## [EXERCISE DIRECTIONS]
Show each line from the listing that includes the word "Program".

/---

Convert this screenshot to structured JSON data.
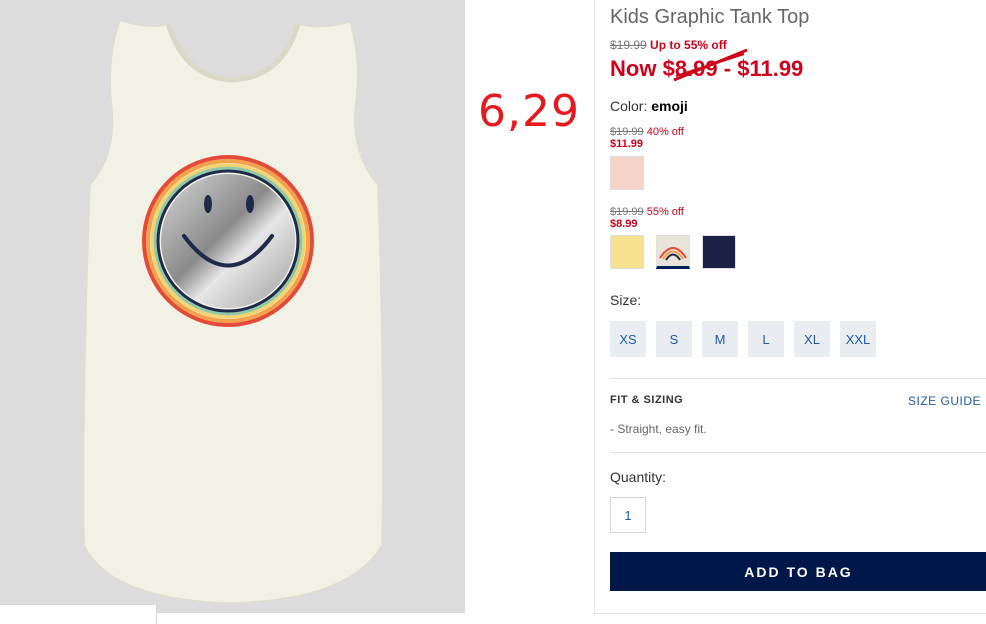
{
  "product": {
    "title": "Kids Graphic Tank Top",
    "original_price": "$19.99",
    "discount_text": "Up to 55% off",
    "now_label": "Now",
    "now_low": "$8.99",
    "now_sep": "-",
    "now_high": "$11.99"
  },
  "annotation": {
    "text": "6,29"
  },
  "color": {
    "label": "Color:",
    "value": "emoji",
    "groups": [
      {
        "was": "$19.99",
        "pct": "40% off",
        "now": "$11.99",
        "swatches": [
          {
            "name": "pink",
            "hex": "#f6d3c9"
          }
        ]
      },
      {
        "was": "$19.99",
        "pct": "55% off",
        "now": "$8.99",
        "swatches": [
          {
            "name": "yellow",
            "hex": "#f7e08e"
          },
          {
            "name": "emoji",
            "hex": "#e8e4d9"
          },
          {
            "name": "navy",
            "hex": "#1a2145"
          }
        ]
      }
    ]
  },
  "size": {
    "label": "Size:",
    "options": [
      "XS",
      "S",
      "M",
      "L",
      "XL",
      "XXL"
    ]
  },
  "fit": {
    "heading": "FIT & SIZING",
    "guide_link": "SIZE GUIDE",
    "note": "- Straight, easy fit."
  },
  "quantity": {
    "label": "Quantity:",
    "value": "1"
  },
  "cta": {
    "add_to_bag": "ADD TO BAG"
  },
  "colors": {
    "sale_red": "#d0021b",
    "link_blue": "#1e5aa8",
    "button_navy": "#001749"
  }
}
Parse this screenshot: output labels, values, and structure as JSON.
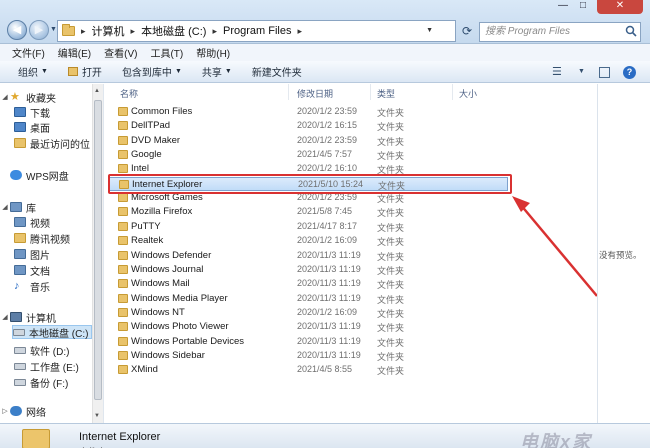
{
  "address": {
    "crumbs": [
      "计算机",
      "本地磁盘 (C:)",
      "Program Files"
    ],
    "search_placeholder": "搜索 Program Files"
  },
  "menu": [
    "文件(F)",
    "编辑(E)",
    "查看(V)",
    "工具(T)",
    "帮助(H)"
  ],
  "toolbar": {
    "organize": "组织",
    "open": "打开",
    "include": "包含到库中",
    "share": "共享",
    "new_folder": "新建文件夹"
  },
  "sidebar": {
    "favorites": "收藏夹",
    "downloads": "下载",
    "desktop": "桌面",
    "recent": "最近访问的位",
    "wps": "WPS网盘",
    "library": "库",
    "video": "视频",
    "tencent_video": "腾讯视频",
    "pictures": "图片",
    "documents": "文档",
    "music": "音乐",
    "computer": "计算机",
    "drive_c": "本地磁盘 (C:)",
    "drive_d": "软件 (D:)",
    "drive_e": "工作盘 (E:)",
    "drive_f": "备份 (F:)",
    "network": "网络"
  },
  "columns": {
    "name": "名称",
    "date": "修改日期",
    "type": "类型",
    "size": "大小"
  },
  "files": [
    {
      "name": "Common Files",
      "date": "2020/1/2 23:59",
      "type": "文件夹"
    },
    {
      "name": "DellTPad",
      "date": "2020/1/2 16:15",
      "type": "文件夹"
    },
    {
      "name": "DVD Maker",
      "date": "2020/1/2 23:59",
      "type": "文件夹"
    },
    {
      "name": "Google",
      "date": "2021/4/5 7:57",
      "type": "文件夹"
    },
    {
      "name": "Intel",
      "date": "2020/1/2 16:10",
      "type": "文件夹"
    },
    {
      "name": "Internet Explorer",
      "date": "2021/5/10 15:24",
      "type": "文件夹"
    },
    {
      "name": "Microsoft Games",
      "date": "2020/1/2 23:59",
      "type": "文件夹"
    },
    {
      "name": "Mozilla Firefox",
      "date": "2021/5/8 7:45",
      "type": "文件夹"
    },
    {
      "name": "PuTTY",
      "date": "2021/4/17 8:17",
      "type": "文件夹"
    },
    {
      "name": "Realtek",
      "date": "2020/1/2 16:09",
      "type": "文件夹"
    },
    {
      "name": "Windows Defender",
      "date": "2020/11/3 11:19",
      "type": "文件夹"
    },
    {
      "name": "Windows Journal",
      "date": "2020/11/3 11:19",
      "type": "文件夹"
    },
    {
      "name": "Windows Mail",
      "date": "2020/11/3 11:19",
      "type": "文件夹"
    },
    {
      "name": "Windows Media Player",
      "date": "2020/11/3 11:19",
      "type": "文件夹"
    },
    {
      "name": "Windows NT",
      "date": "2020/1/2 16:09",
      "type": "文件夹"
    },
    {
      "name": "Windows Photo Viewer",
      "date": "2020/11/3 11:19",
      "type": "文件夹"
    },
    {
      "name": "Windows Portable Devices",
      "date": "2020/11/3 11:19",
      "type": "文件夹"
    },
    {
      "name": "Windows Sidebar",
      "date": "2020/11/3 11:19",
      "type": "文件夹"
    },
    {
      "name": "XMind",
      "date": "2021/4/5 8:55",
      "type": "文件夹"
    }
  ],
  "preview": "没有预览。",
  "details": {
    "name": "Internet Explorer",
    "type": "文件夹"
  },
  "watermark": "电脑x家",
  "colors": {
    "highlight": "#d93131",
    "selection": "#c1dcf8"
  }
}
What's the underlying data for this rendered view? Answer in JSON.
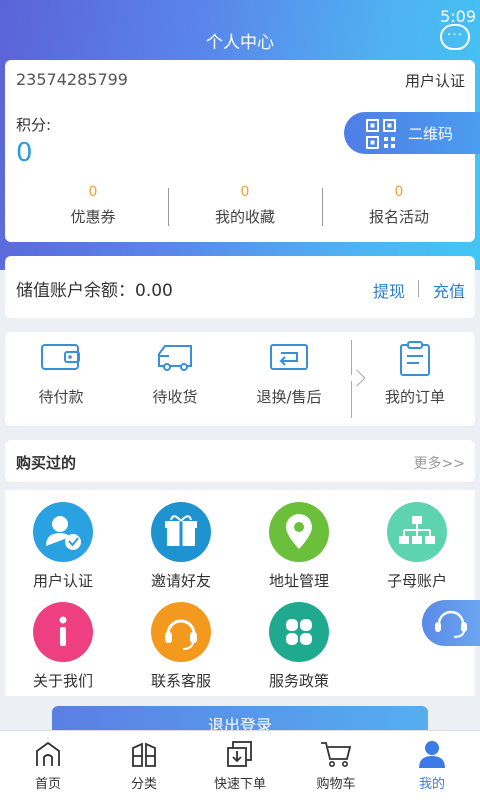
{
  "status_bar": {
    "time": "5:09"
  },
  "header": {
    "title": "个人中心",
    "chat_icon": "chat-bubble-icon"
  },
  "profile": {
    "account_number": "23574285799",
    "verify_label": "用户认证",
    "points_label": "积分:",
    "points_value": "0",
    "qr_label": "二维码",
    "stats": [
      {
        "count": "0",
        "label": "优惠券"
      },
      {
        "count": "0",
        "label": "我的收藏"
      },
      {
        "count": "0",
        "label": "报名活动"
      }
    ]
  },
  "balance": {
    "text": "储值账户余额：0.00",
    "withdraw_label": "提现",
    "topup_label": "充值"
  },
  "orders": {
    "items": [
      {
        "label": "待付款",
        "icon": "wallet-icon"
      },
      {
        "label": "待收货",
        "icon": "truck-icon"
      },
      {
        "label": "退换/售后",
        "icon": "return-box-icon"
      },
      {
        "label": "我的订单",
        "icon": "clipboard-icon"
      }
    ]
  },
  "purchased": {
    "title": "购买过的",
    "more_label": "更多>>"
  },
  "services": [
    {
      "label": "用户认证",
      "color": "#2aa1e0",
      "icon": "user-verify-icon"
    },
    {
      "label": "邀请好友",
      "color": "#1f93d0",
      "icon": "gift-icon"
    },
    {
      "label": "地址管理",
      "color": "#6cbf3a",
      "icon": "location-pin-icon"
    },
    {
      "label": "子母账户",
      "color": "#5ed3b0",
      "icon": "org-chart-icon"
    },
    {
      "label": "关于我们",
      "color": "#ee3f82",
      "icon": "info-icon"
    },
    {
      "label": "联系客服",
      "color": "#f39a1e",
      "icon": "headset-icon"
    },
    {
      "label": "服务政策",
      "color": "#1fa98f",
      "icon": "clover-icon"
    }
  ],
  "logout_label": "退出登录",
  "bottom_nav": [
    {
      "label": "首页",
      "icon": "home-icon"
    },
    {
      "label": "分类",
      "icon": "category-icon"
    },
    {
      "label": "快速下单",
      "icon": "quick-order-icon"
    },
    {
      "label": "购物车",
      "icon": "cart-icon"
    },
    {
      "label": "我的",
      "icon": "profile-icon",
      "active": true
    }
  ],
  "colors": {
    "accent": "#2a9ed8",
    "header_start": "#5b63d8",
    "header_end": "#41c7f4",
    "points_orange": "#f2a22a"
  }
}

\---

## [COMPLETE ANSWER]
      "Program Files"
    "search_placeholder": "搜索 Program Files"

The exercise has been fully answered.